:: RECORDS FOR THIS TASK

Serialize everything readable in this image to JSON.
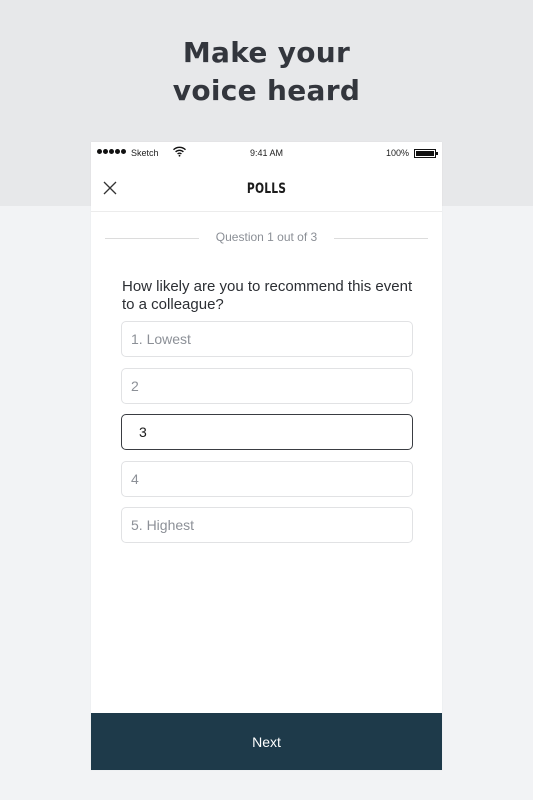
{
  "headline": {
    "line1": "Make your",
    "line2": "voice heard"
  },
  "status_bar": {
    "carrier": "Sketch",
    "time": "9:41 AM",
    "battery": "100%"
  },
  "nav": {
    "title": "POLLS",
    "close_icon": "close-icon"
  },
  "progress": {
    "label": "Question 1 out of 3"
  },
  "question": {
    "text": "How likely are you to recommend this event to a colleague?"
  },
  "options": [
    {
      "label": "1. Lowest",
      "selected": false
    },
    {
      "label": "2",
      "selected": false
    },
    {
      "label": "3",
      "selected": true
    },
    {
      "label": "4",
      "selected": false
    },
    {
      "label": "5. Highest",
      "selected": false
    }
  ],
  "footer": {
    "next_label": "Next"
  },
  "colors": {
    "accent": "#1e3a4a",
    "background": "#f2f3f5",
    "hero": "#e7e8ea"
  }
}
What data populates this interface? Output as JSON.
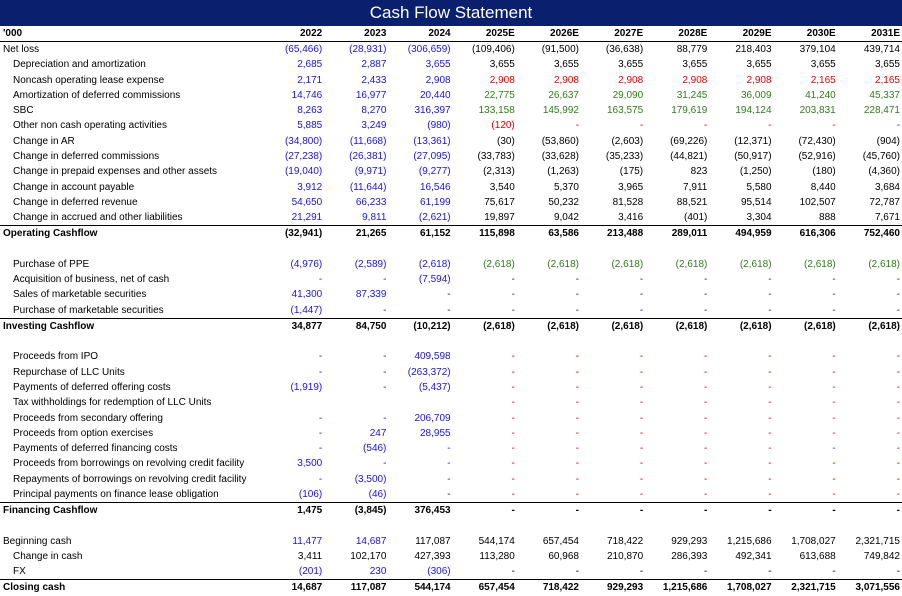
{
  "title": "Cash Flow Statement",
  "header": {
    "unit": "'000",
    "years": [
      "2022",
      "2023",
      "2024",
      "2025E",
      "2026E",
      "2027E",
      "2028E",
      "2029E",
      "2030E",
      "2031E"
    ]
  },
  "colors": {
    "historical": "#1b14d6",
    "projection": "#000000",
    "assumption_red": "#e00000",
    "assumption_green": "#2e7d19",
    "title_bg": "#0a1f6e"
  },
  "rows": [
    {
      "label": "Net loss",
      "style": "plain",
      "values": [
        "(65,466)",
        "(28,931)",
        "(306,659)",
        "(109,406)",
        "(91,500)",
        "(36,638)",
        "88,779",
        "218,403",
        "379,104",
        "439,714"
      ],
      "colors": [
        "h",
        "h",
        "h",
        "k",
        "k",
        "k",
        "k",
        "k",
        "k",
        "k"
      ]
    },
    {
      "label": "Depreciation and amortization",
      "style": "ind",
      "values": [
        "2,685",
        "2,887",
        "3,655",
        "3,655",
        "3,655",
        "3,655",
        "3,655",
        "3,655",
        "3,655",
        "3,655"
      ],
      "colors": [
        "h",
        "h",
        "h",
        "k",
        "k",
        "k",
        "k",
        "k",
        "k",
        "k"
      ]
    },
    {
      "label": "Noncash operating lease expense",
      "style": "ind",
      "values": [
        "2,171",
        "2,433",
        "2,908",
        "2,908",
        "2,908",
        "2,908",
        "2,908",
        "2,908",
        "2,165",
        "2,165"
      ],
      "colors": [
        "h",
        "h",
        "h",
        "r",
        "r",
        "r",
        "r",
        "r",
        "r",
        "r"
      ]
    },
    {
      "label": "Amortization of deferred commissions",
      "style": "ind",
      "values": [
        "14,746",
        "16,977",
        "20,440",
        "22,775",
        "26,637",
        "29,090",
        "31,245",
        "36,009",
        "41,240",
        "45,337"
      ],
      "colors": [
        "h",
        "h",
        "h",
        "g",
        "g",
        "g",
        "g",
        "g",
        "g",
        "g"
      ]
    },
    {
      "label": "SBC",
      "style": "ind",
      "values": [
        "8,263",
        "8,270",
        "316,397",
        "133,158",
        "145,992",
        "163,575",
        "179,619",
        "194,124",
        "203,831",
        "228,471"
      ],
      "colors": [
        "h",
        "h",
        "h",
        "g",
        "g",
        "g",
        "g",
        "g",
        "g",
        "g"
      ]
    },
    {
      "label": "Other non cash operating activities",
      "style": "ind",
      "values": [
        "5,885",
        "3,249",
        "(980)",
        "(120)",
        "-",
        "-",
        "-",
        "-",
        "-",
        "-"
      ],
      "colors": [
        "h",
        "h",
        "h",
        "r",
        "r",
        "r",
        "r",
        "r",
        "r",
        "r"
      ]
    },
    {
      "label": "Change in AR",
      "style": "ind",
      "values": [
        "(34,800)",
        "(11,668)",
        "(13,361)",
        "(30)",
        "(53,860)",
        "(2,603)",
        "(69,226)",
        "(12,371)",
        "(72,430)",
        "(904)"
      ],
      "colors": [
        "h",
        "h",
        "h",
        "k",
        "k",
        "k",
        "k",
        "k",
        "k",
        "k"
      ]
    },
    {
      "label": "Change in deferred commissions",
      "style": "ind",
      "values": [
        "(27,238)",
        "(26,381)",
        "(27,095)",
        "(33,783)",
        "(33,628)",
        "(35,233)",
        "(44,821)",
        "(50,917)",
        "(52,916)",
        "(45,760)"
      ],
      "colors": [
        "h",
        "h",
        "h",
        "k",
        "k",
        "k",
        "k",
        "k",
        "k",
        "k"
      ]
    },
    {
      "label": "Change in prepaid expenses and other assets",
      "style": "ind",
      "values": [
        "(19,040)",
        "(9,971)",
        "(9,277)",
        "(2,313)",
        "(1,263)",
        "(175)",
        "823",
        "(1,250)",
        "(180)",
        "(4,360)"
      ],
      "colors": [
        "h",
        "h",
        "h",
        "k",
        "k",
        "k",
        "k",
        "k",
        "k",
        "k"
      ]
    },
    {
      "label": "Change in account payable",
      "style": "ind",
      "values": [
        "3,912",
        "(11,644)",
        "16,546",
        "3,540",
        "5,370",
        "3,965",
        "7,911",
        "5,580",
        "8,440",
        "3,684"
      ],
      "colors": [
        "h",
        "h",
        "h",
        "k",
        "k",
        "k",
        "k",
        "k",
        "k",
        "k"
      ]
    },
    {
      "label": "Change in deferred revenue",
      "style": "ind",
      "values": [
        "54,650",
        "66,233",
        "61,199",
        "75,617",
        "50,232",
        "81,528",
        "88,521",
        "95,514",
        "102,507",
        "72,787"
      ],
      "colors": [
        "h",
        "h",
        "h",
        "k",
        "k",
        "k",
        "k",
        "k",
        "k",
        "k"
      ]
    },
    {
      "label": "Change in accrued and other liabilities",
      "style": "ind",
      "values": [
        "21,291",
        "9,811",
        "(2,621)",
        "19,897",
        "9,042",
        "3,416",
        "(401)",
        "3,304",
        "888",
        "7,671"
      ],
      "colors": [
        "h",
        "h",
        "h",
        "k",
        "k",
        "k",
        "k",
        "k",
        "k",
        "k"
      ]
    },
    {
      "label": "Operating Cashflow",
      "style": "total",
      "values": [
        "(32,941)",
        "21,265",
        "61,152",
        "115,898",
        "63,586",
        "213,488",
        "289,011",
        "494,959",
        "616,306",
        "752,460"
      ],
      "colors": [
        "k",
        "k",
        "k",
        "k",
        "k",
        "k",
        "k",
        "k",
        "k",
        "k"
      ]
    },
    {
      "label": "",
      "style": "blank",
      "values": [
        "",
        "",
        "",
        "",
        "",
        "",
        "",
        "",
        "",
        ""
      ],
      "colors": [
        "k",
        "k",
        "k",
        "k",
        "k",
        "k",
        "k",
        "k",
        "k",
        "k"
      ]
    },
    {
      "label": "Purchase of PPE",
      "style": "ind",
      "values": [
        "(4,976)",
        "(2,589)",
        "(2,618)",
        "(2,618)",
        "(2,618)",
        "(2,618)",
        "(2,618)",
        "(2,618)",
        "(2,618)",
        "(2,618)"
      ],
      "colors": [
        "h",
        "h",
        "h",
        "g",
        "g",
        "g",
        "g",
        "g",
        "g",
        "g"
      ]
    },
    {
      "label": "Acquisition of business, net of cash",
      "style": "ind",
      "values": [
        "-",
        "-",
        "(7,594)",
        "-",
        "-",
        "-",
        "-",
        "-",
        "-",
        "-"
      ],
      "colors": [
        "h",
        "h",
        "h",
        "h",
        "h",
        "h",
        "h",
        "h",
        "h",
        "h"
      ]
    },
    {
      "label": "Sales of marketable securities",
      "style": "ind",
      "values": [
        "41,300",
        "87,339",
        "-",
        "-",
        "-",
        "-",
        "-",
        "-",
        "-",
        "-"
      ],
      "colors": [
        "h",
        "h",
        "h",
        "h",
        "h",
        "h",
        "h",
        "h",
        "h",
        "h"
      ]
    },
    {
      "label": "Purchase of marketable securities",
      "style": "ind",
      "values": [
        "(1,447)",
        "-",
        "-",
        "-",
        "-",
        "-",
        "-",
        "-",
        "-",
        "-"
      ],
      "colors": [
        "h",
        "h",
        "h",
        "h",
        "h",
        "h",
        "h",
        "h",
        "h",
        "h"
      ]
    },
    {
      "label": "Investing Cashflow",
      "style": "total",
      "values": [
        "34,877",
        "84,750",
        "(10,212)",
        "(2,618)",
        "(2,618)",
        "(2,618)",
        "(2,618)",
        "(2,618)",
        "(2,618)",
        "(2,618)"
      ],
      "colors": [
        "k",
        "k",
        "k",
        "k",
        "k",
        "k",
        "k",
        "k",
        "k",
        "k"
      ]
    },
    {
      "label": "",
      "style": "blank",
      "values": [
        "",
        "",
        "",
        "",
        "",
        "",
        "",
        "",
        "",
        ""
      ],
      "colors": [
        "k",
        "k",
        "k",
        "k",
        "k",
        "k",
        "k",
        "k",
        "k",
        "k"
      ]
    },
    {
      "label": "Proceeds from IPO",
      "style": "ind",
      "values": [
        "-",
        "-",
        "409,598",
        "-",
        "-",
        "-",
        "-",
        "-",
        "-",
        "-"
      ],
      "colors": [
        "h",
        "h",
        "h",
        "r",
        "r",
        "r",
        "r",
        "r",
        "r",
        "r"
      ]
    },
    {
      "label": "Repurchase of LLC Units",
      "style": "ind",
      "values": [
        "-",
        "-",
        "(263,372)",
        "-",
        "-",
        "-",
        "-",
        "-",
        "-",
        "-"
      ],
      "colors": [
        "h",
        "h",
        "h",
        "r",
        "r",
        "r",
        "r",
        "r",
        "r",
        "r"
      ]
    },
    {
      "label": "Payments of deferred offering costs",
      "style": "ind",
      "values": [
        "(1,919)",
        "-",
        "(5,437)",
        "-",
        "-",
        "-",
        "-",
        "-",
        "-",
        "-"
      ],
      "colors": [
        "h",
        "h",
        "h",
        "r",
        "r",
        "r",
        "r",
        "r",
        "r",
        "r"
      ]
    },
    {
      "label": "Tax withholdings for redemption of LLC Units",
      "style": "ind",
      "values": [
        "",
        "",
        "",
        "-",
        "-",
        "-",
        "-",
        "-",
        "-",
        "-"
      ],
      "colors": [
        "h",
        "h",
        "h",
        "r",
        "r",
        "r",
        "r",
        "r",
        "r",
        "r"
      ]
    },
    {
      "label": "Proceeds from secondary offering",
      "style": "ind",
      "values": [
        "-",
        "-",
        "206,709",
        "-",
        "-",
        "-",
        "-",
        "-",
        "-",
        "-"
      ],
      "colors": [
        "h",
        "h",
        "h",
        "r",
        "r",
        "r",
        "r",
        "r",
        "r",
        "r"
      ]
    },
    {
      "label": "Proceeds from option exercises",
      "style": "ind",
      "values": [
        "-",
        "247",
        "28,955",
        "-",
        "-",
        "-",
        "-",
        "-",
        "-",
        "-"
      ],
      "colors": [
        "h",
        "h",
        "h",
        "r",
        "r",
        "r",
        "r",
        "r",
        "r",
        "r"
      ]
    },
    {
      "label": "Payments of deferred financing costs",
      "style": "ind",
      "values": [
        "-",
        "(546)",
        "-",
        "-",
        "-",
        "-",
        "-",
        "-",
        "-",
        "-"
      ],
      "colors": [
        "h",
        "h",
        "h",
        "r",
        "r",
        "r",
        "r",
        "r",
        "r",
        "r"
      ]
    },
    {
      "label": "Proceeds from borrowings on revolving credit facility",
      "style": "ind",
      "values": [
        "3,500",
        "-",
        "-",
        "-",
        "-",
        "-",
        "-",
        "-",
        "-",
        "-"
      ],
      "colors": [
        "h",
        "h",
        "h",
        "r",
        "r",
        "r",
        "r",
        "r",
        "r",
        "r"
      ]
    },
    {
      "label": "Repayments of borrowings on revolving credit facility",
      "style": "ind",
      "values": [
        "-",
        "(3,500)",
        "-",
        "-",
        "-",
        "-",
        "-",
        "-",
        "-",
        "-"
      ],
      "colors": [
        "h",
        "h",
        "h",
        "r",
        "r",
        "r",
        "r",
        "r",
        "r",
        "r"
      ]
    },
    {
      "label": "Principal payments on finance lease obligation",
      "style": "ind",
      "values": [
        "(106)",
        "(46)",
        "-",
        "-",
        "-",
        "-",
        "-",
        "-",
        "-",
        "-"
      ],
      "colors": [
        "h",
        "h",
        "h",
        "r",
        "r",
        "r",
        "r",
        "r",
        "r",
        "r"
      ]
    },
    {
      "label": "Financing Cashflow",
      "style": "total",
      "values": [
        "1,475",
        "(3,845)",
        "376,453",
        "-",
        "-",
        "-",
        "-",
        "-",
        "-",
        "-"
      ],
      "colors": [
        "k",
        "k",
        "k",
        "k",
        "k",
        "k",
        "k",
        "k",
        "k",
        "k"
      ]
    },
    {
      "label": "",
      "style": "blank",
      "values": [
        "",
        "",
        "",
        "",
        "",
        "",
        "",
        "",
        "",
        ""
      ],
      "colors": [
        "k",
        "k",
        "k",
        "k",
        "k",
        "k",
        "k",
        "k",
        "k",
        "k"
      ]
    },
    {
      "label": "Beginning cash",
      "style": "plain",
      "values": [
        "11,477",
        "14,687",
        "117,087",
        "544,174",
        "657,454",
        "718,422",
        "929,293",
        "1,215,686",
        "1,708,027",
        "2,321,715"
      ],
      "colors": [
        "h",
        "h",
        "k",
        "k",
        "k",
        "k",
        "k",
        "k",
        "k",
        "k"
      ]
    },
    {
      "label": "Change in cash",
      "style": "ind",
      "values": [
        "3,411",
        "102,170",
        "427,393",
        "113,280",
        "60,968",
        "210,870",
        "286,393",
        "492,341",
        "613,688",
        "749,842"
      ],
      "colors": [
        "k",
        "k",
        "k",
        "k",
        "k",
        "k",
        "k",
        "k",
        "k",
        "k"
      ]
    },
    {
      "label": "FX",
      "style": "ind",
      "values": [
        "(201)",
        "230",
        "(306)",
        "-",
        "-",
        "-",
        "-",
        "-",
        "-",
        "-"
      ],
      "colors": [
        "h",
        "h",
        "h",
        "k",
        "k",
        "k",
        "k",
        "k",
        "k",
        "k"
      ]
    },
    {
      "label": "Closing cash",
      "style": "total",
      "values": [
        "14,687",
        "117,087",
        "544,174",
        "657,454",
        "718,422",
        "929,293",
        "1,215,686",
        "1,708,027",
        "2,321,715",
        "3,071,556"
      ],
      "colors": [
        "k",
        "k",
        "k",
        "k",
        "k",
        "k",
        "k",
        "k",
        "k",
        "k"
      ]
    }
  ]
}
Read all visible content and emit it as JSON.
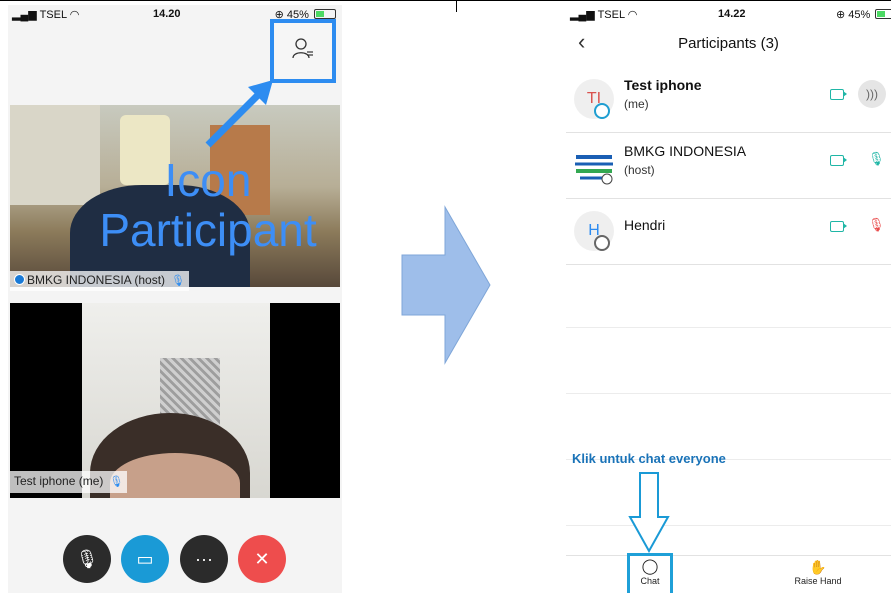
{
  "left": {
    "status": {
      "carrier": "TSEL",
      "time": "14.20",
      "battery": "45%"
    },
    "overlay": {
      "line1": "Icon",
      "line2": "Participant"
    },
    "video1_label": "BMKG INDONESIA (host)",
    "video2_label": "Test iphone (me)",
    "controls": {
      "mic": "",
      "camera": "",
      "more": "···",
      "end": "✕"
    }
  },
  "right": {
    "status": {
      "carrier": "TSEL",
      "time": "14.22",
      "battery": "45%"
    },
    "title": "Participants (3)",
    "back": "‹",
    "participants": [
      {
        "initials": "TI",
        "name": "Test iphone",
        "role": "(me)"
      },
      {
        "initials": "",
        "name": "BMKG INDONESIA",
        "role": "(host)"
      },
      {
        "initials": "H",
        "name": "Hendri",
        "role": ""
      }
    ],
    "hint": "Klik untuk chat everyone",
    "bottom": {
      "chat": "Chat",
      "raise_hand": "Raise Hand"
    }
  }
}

::::

## DESCRIPTION OF THE TASK
Look for "borrowings" and pull out every line that has it.

## RESPONSE TO THIS EXERCISE
      "label": "Proceeds from borrowings on revolving credit facility",
      "label": "Repayments of borrowings on revolving credit facility",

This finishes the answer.